Records supplied:

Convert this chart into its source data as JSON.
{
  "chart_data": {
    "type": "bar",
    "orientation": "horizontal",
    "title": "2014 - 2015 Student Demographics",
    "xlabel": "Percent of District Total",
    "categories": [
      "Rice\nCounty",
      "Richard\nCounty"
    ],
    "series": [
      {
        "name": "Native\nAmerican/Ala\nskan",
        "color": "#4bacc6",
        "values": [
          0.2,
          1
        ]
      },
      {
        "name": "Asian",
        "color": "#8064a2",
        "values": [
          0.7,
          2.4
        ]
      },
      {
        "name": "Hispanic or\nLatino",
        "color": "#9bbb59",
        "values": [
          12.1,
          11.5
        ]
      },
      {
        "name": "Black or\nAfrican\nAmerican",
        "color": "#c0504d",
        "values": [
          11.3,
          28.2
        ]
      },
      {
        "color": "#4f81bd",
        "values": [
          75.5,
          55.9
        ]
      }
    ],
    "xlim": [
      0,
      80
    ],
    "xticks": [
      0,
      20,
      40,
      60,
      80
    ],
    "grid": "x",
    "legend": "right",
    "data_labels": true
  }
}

Aim: Recite the full listing above exactly.

Solution for this exercise:
Convert this chart into its source data as JSON.
{
  "chart_data": {
    "type": "bar",
    "orientation": "horizontal",
    "title": "2014 - 2015 Student Demographics",
    "xlabel": "Percent of District Total",
    "categories": [
      "Rice\nCounty",
      "Richard\nCounty"
    ],
    "series": [
      {
        "name": "Native\nAmerican/Ala\nskan",
        "color": "#4bacc6",
        "values": [
          0.2,
          1
        ]
      },
      {
        "name": "Asian",
        "color": "#8064a2",
        "values": [
          0.7,
          2.4
        ]
      },
      {
        "name": "Hispanic or\nLatino",
        "color": "#9bbb59",
        "values": [
          12.1,
          11.5
        ]
      },
      {
        "name": "Black or\nAfrican\nAmerican",
        "color": "#c0504d",
        "values": [
          11.3,
          28.2
        ]
      },
      {
        "color": "#4f81bd",
        "values": [
          75.5,
          55.9
        ]
      }
    ],
    "xlim": [
      0,
      80
    ],
    "xticks": [
      0,
      20,
      40,
      60,
      80
    ],
    "grid": "x",
    "legend": "right",
    "data_labels": true
  }
}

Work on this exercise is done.